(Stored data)

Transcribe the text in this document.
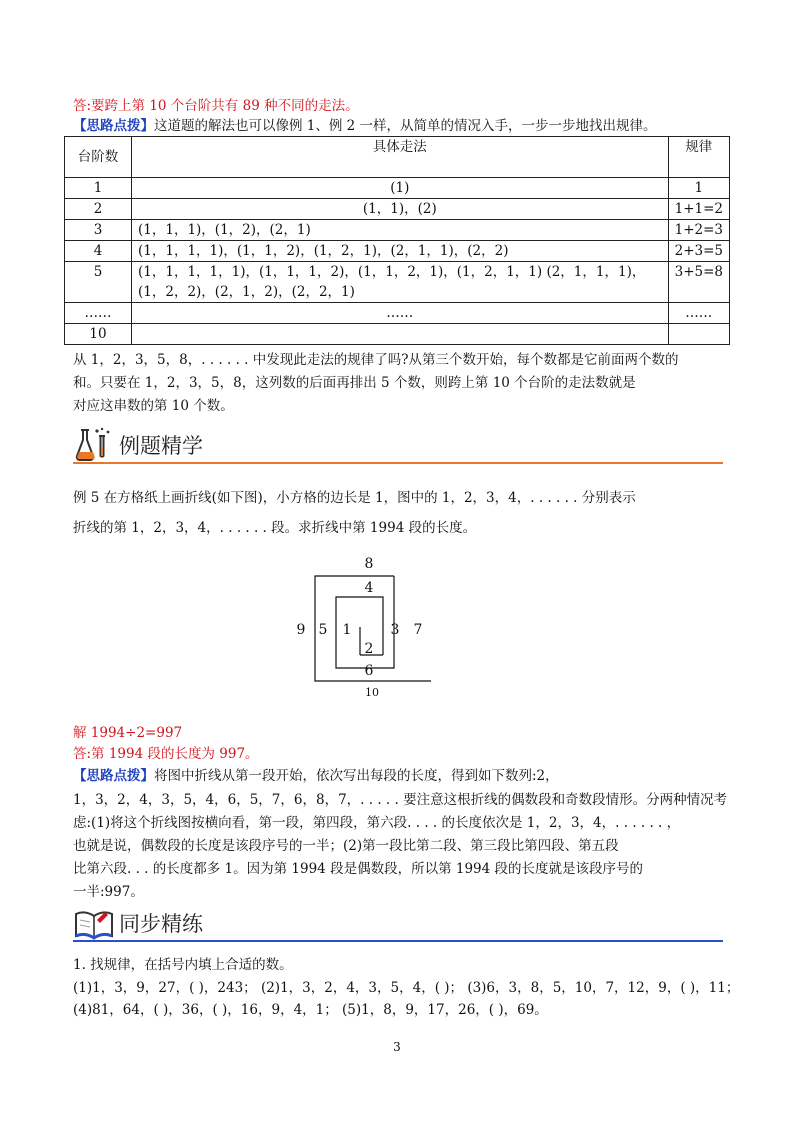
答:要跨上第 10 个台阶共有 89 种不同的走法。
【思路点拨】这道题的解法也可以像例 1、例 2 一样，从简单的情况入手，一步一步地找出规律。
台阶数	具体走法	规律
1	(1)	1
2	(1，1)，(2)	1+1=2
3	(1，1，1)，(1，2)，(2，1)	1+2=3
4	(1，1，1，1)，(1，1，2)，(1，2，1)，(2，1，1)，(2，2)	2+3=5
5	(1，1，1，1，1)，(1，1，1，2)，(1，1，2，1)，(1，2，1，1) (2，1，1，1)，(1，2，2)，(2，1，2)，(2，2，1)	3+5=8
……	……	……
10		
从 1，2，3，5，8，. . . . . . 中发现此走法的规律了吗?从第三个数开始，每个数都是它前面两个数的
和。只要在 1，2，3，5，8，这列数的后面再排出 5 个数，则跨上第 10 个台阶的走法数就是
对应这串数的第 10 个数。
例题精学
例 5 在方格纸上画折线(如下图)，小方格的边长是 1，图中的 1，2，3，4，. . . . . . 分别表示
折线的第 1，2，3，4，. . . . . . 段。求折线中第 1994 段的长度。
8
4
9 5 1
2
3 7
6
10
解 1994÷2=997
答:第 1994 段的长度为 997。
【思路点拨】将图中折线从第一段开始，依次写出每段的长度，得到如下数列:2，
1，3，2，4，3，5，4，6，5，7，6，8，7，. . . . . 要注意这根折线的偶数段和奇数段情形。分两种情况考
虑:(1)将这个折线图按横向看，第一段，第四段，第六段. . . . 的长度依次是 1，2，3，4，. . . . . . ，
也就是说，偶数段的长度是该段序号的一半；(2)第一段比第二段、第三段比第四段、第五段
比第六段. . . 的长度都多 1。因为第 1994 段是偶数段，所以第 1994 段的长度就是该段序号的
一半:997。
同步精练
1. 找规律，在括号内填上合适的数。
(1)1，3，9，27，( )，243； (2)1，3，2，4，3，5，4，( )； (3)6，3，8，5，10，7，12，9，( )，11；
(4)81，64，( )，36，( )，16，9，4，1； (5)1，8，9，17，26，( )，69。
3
==
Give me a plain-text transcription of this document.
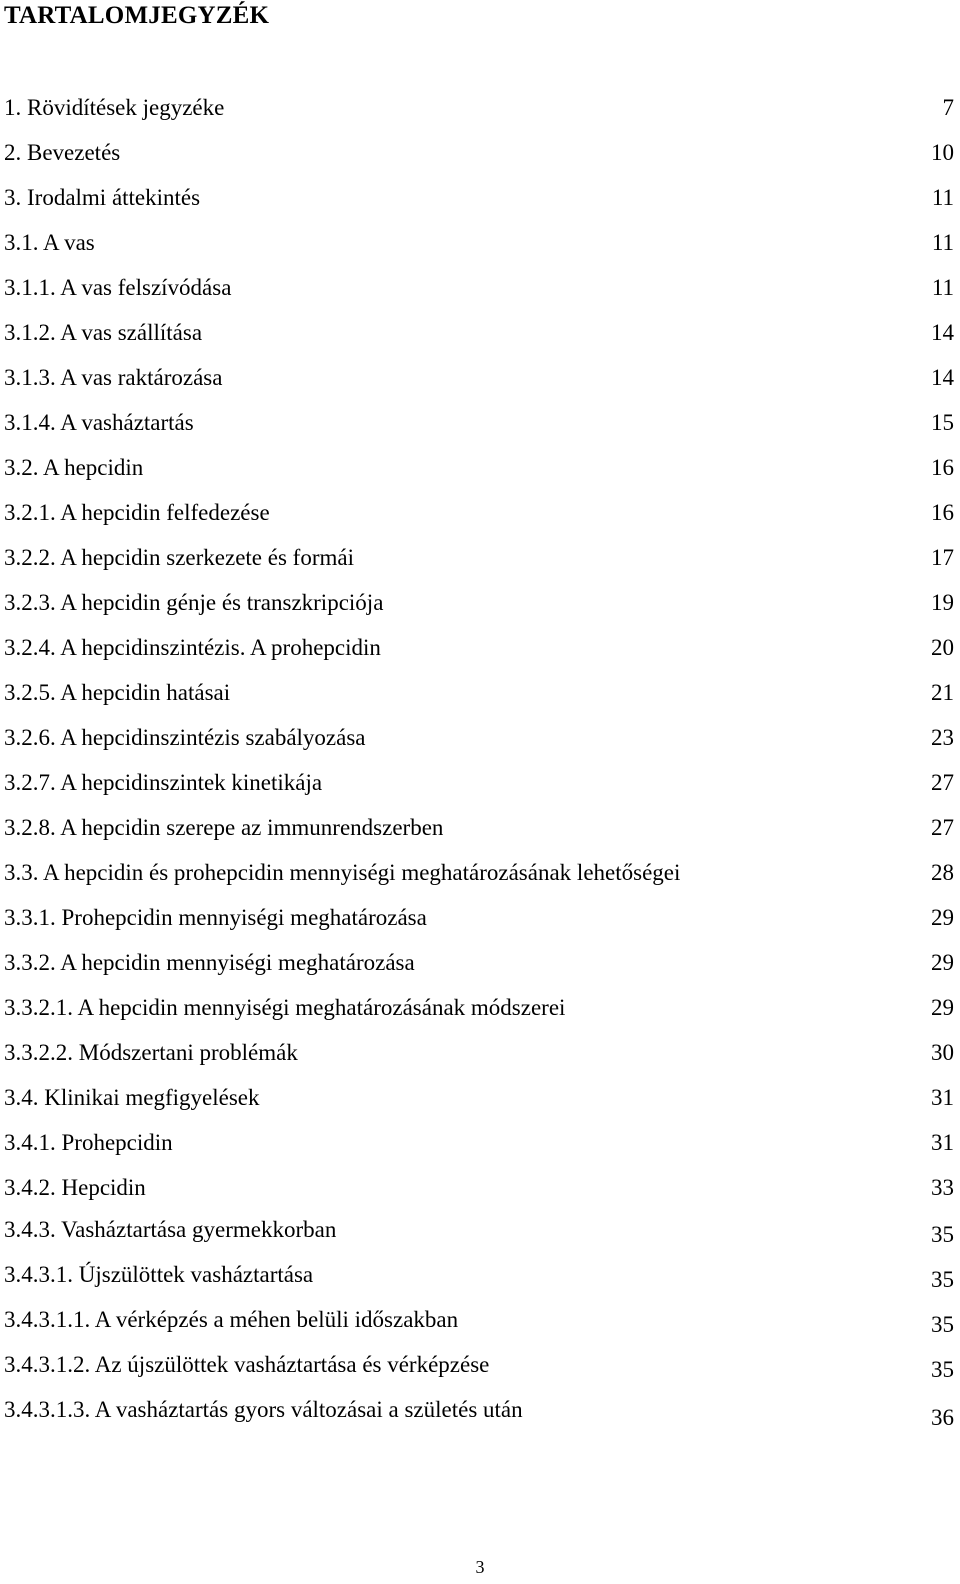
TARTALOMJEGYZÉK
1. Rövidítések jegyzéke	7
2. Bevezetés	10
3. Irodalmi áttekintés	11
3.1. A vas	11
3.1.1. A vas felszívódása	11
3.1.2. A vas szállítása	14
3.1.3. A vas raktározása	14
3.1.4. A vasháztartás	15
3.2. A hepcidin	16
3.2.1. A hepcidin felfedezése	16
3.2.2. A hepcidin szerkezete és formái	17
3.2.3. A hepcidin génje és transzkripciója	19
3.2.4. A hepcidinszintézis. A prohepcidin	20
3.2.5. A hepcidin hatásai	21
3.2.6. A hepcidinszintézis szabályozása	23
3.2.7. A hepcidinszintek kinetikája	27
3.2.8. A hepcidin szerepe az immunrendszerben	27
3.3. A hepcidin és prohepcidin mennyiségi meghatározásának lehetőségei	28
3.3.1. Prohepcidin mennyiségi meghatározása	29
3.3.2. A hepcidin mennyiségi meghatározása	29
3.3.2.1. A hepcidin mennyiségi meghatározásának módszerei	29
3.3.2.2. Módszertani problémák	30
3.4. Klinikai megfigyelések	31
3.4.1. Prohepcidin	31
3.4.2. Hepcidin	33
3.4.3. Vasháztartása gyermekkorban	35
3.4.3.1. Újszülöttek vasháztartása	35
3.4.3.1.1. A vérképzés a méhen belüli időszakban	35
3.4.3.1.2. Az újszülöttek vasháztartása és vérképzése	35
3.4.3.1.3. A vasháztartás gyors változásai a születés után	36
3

▶ What you need to do
Go through the records and copy each line with "hepcidinszintézis" in it.

▶ Response
3.2.4. A hepcidinszintézis. A prohepcidin	20
3.2.6. A hepcidinszintézis szabályozása	23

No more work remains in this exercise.